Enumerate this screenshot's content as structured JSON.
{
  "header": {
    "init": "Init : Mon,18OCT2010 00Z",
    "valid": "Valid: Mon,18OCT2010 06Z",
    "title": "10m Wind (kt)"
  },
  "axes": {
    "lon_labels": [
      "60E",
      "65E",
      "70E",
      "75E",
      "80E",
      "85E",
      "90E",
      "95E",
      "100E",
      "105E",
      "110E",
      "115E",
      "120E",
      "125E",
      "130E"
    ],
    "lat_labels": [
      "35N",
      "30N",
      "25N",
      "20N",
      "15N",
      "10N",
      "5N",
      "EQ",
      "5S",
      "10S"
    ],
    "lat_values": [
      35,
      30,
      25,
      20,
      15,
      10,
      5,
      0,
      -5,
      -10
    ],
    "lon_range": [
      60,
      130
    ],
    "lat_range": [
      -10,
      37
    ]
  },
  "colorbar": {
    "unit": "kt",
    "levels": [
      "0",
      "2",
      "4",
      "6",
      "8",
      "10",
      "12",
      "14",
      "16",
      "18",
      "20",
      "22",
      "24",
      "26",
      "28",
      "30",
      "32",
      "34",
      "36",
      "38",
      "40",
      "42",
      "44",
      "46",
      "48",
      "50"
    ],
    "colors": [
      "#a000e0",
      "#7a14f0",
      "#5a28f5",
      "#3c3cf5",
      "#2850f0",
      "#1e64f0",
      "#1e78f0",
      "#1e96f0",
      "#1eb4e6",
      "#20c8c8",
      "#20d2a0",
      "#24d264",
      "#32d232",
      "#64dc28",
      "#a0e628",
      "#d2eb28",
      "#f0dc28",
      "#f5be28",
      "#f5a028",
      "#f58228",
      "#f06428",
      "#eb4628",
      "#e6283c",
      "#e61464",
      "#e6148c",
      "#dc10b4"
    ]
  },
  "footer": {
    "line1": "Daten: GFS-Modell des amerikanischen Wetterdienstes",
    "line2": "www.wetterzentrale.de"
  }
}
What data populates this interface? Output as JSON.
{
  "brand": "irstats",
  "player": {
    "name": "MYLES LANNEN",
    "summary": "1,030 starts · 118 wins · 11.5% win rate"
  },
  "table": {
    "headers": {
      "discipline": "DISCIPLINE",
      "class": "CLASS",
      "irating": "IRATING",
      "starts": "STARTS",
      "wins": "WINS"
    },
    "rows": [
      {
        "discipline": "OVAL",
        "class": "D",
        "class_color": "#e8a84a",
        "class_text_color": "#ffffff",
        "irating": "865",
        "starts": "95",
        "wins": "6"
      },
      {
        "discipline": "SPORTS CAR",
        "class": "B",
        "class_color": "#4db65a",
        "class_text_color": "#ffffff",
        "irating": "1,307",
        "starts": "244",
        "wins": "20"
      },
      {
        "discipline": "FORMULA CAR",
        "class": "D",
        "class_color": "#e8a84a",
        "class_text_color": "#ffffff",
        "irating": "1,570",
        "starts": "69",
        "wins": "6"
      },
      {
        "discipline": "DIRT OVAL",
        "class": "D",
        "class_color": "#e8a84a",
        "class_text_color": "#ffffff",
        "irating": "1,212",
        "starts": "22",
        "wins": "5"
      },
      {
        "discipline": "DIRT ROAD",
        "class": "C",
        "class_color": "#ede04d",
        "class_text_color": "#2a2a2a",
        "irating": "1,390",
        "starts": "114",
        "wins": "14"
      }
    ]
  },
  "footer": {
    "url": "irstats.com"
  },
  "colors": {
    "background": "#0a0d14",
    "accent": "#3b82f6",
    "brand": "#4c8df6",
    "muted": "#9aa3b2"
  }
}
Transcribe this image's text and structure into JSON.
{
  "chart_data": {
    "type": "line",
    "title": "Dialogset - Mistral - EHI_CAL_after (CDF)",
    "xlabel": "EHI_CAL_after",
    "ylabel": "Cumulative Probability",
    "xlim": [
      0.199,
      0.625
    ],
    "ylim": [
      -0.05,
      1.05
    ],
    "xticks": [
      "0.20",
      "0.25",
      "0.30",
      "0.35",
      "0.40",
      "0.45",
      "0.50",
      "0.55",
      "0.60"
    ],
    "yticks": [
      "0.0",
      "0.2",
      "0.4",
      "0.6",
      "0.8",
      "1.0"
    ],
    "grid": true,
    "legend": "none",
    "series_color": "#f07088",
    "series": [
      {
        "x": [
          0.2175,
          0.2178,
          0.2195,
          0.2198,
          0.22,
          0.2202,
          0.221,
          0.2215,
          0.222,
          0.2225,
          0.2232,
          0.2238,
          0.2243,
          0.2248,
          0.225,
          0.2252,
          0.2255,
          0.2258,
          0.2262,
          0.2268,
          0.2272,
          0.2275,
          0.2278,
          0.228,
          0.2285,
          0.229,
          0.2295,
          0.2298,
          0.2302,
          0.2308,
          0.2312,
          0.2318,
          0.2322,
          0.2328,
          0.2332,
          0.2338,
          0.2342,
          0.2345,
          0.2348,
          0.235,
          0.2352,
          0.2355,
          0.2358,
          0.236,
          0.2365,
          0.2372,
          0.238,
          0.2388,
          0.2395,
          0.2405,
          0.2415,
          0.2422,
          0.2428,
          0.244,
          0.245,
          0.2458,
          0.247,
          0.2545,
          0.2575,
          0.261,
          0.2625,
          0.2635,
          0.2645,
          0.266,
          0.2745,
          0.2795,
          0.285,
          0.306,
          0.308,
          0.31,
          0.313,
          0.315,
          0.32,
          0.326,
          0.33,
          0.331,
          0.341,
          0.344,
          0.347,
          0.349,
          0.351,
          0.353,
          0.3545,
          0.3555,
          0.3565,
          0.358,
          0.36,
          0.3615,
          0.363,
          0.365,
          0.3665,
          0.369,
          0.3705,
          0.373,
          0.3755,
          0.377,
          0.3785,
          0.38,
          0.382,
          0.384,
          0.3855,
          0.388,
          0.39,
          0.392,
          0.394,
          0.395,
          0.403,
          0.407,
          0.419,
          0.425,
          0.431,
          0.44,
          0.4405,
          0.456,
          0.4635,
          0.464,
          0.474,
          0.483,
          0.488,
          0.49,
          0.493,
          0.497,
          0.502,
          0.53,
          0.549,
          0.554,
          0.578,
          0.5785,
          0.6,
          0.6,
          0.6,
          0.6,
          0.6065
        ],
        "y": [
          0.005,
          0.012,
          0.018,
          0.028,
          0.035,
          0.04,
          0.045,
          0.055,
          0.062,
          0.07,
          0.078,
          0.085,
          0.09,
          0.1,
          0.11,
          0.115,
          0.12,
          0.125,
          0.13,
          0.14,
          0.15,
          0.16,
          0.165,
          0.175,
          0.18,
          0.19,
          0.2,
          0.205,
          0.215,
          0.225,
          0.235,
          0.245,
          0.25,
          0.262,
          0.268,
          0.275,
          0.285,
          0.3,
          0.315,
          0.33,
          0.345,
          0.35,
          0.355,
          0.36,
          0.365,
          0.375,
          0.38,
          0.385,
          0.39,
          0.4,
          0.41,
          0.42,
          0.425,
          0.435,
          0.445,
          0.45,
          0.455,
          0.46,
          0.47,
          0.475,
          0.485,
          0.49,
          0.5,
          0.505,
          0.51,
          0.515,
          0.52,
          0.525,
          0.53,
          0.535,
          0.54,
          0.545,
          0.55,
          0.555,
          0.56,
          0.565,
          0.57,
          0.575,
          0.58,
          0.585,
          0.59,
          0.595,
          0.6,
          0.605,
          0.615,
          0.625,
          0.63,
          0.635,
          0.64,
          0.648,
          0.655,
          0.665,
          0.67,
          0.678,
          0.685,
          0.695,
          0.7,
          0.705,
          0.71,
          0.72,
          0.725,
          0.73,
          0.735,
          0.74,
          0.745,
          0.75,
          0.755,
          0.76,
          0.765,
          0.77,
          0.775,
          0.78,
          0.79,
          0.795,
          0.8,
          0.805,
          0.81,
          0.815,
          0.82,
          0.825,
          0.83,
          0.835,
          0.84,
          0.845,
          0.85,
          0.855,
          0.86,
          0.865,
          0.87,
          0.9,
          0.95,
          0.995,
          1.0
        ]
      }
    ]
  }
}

========

• _The request_: Where a line holds the string "OVAL", copy that line.

• _Solution_:
        "discipline": "OVAL",
        "discipline": "DIRT OVAL",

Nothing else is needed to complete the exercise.